Verdi – Simon Boccanegra
Simon Boccanegra – Ludovic Tézier
Jacopo Fiesco – Mika Kares
Amelia Grimaldi – Maria Agresta
Gabriele Adorno – Francesco Demuro
Paolo Albiani – Nicola Alaimo
Pietro – Mikhail Timoshenko
Un capitano dei balestrieri – Cyrille Lovighi
Un’ancella di Amelia – Virginia Leva-Poncet
Chœurs de l’Opéra national de Paris, Orchestre de l’Opéra national de Paris / Fabio Luisi.
Stage director – Calixto Bieito
Opéra national de Paris-Bastille, Paris, France. Friday, December 7th, 2018.
This new production of Simon Boccanegra, of which tonight was the eight performance in a run of ten, marks Calixto Bieito’s third collaboration with the Opéra national de Paris, following Reimann’s Lear and his well-travelled Carmen. In this Boccanegra, Bieito actually deals quite expertly with the difficulties of working in the aircraft-hangar-dimensioned Opéra Bastille. He confined most of the interaction between the principals to a narrow strip at the front of the stage, affording the cast a chance to be heard in this exceptionally voice-unfriendly acoustic, but also used the huge dimensions of the super-sized stage to create a visually and dramatically highly intelligent and cogent staging.

Indeed, in common with Bieito’s recent Dresden Moses und Aron and the Zurich Poppea, what he gives us is a staging that magically amplifies the score’s nocturnal and autumnal tinta. This is a shadowy, conspiratorial world, with costumes (Ingo Krügler) that seem redolent of 1950s crime movies. The set is dominated by a large structure, suggestive of a ship, into which some of the cast retreat when they’re not singing. As the evening progresses, it becomes clear that what the structure actually represents, is a physical manifestation of Boccanegra’s psyche. This I found a highly compelling idea – that of a man haunted by his life on the seas, but also by his vanished daughter. She was incarnated as a double of Amelia/Maria, a ghostly presence, who would appear at times, as if demonstrating that Boccanegra was perennially followed by his guilt. As always with Bieito, there are some breathtakingly incisive stage pictures – the image of a heartbroken Boccanegra, confronted by a dead girl on the floor, while the crowd celebrated his election with ‘viva Simon’ was absolutely heart-breaking to watch, fully bringing out the complexities of emotions that Boccanegra experienced.

Similarly, the staging also explores many familiar themes in Bieito’s work. The unthinking mob, easily swayed, or how he made the feminine even stronger and more present in this male-dominated work. The presence of Amelia/Maria’s double struck me as a potent reminder of the how the male characters seemed to treat abducting women as a way to resolve issues and gain power over opponents, thereby treating women as property.

And yet, despite the undoubted intelligence and insight of the staging, the finely-crafted human relationships at its core, I left somewhat less than convinced. There were two reasons for this. One was the venue. In a space as enormous and impersonal as this, the visceral impact and intelligence of this highly penetrating staging was partly lost, due to the sheer distance between spectators and the stage. Bieito and his cast compensated for that with the placement of the principals on stage, but that can only go so far. The other reason I felt that the evening lacked impact was in Fabio Luisi’s overly-sculpted and slightly soporific conducting. He obtained playing of burnished magnificence from the house band. The generous warmth of the opening prelude, or the transparent lightness of the opening measures of Act 1, were most impressive. It’s just that his conducting seemed to value that sculpting of sound over dramatic impetus, meaning that the evening had a tendency to drag. He also allowed the band to play out resoundingly which meant that, at times, the principals were covered. The orchestra had a good night; the chorus sang with vibrating, full-throated ardour.

• • •

* Short task A
According to the opera review, who designed the costumes for this production?
These records are unrelated to the opera review.

* Element and box listings
• • •

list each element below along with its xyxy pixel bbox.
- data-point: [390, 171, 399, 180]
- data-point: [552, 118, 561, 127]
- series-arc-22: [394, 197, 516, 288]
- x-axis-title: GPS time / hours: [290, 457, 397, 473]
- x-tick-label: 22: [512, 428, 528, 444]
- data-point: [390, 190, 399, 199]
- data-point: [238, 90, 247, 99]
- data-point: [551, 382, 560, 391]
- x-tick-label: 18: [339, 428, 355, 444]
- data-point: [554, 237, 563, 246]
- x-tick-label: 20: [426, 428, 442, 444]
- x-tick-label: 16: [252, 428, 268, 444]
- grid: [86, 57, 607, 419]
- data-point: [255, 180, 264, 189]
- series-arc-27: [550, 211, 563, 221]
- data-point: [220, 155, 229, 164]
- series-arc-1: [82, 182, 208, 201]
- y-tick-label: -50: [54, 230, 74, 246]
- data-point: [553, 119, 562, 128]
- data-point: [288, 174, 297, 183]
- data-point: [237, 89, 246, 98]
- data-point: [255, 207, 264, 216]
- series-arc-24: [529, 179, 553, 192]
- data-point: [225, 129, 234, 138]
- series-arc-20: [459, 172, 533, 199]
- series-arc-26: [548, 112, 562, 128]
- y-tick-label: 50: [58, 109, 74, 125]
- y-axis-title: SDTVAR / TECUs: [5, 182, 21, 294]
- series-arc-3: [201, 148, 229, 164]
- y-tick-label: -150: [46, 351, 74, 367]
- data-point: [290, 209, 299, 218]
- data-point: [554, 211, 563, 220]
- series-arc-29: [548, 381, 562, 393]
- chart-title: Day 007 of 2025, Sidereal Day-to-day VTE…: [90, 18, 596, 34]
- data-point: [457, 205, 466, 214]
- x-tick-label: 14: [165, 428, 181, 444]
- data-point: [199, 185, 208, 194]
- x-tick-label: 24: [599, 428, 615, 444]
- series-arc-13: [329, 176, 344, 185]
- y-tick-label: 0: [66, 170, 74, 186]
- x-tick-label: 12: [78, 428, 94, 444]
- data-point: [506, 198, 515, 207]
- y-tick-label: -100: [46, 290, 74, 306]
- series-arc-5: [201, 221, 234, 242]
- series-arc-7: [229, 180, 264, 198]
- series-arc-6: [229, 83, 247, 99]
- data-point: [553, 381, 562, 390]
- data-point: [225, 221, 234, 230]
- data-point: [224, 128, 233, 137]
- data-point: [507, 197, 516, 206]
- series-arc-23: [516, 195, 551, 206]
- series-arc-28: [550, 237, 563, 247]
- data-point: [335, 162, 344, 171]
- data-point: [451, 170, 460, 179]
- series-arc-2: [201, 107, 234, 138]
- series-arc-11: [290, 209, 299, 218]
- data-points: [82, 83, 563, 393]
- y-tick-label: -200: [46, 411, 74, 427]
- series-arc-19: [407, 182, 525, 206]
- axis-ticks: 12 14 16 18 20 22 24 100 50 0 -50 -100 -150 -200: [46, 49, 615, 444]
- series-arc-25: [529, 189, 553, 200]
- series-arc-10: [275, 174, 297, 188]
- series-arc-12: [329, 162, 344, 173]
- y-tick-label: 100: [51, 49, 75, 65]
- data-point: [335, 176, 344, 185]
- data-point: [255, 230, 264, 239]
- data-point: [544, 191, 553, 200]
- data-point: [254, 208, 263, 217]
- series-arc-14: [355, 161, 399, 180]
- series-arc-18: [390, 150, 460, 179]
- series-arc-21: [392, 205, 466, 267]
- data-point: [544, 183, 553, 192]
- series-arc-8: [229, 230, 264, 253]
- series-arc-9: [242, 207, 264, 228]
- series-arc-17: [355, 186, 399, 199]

• • •

* Short task B
Give again the records from their first line through the line holding "- data-point: [335, 162, 344, 171]", inclusive.

* Worked answer A
Ingo Krügler

* Worked answer B
list each element below along with its xyxy pixel bbox.
- data-point: [390, 171, 399, 180]
- data-point: [552, 118, 561, 127]
- series-arc-22: [394, 197, 516, 288]
- x-axis-title: GPS time / hours: [290, 457, 397, 473]
- x-tick-label: 22: [512, 428, 528, 444]
- data-point: [390, 190, 399, 199]
- data-point: [238, 90, 247, 99]
- data-point: [551, 382, 560, 391]
- x-tick-label: 18: [339, 428, 355, 444]
- data-point: [554, 237, 563, 246]
- x-tick-label: 20: [426, 428, 442, 444]
- x-tick-label: 16: [252, 428, 268, 444]
- grid: [86, 57, 607, 419]
- data-point: [255, 180, 264, 189]
- series-arc-27: [550, 211, 563, 221]
- data-point: [220, 155, 229, 164]
- series-arc-1: [82, 182, 208, 201]
- y-tick-label: -50: [54, 230, 74, 246]
- data-point: [553, 119, 562, 128]
- data-point: [288, 174, 297, 183]
- data-point: [237, 89, 246, 98]
- data-point: [255, 207, 264, 216]
- series-arc-24: [529, 179, 553, 192]
- data-point: [225, 129, 234, 138]
- series-arc-20: [459, 172, 533, 199]
- series-arc-26: [548, 112, 562, 128]
- y-tick-label: 50: [58, 109, 74, 125]
- y-axis-title: SDTVAR / TECUs: [5, 182, 21, 294]
- series-arc-3: [201, 148, 229, 164]
- y-tick-label: -150: [46, 351, 74, 367]
- data-point: [290, 209, 299, 218]
- data-point: [554, 211, 563, 220]
- series-arc-29: [548, 381, 562, 393]
- chart-title: Day 007 of 2025, Sidereal Day-to-day VTE…: [90, 18, 596, 34]
- data-point: [457, 205, 466, 214]
- x-tick-label: 14: [165, 428, 181, 444]
- data-point: [199, 185, 208, 194]
- x-tick-label: 24: [599, 428, 615, 444]
- series-arc-13: [329, 176, 344, 185]
- y-tick-label: 0: [66, 170, 74, 186]
- x-tick-label: 12: [78, 428, 94, 444]
- data-point: [506, 198, 515, 207]
- y-tick-label: -100: [46, 290, 74, 306]
- series-arc-5: [201, 221, 234, 242]
- series-arc-7: [229, 180, 264, 198]
- series-arc-6: [229, 83, 247, 99]
- data-point: [553, 381, 562, 390]
- data-point: [225, 221, 234, 230]
- data-point: [224, 128, 233, 137]
- data-point: [507, 197, 516, 206]
- series-arc-23: [516, 195, 551, 206]
- series-arc-28: [550, 237, 563, 247]
- data-point: [335, 162, 344, 171]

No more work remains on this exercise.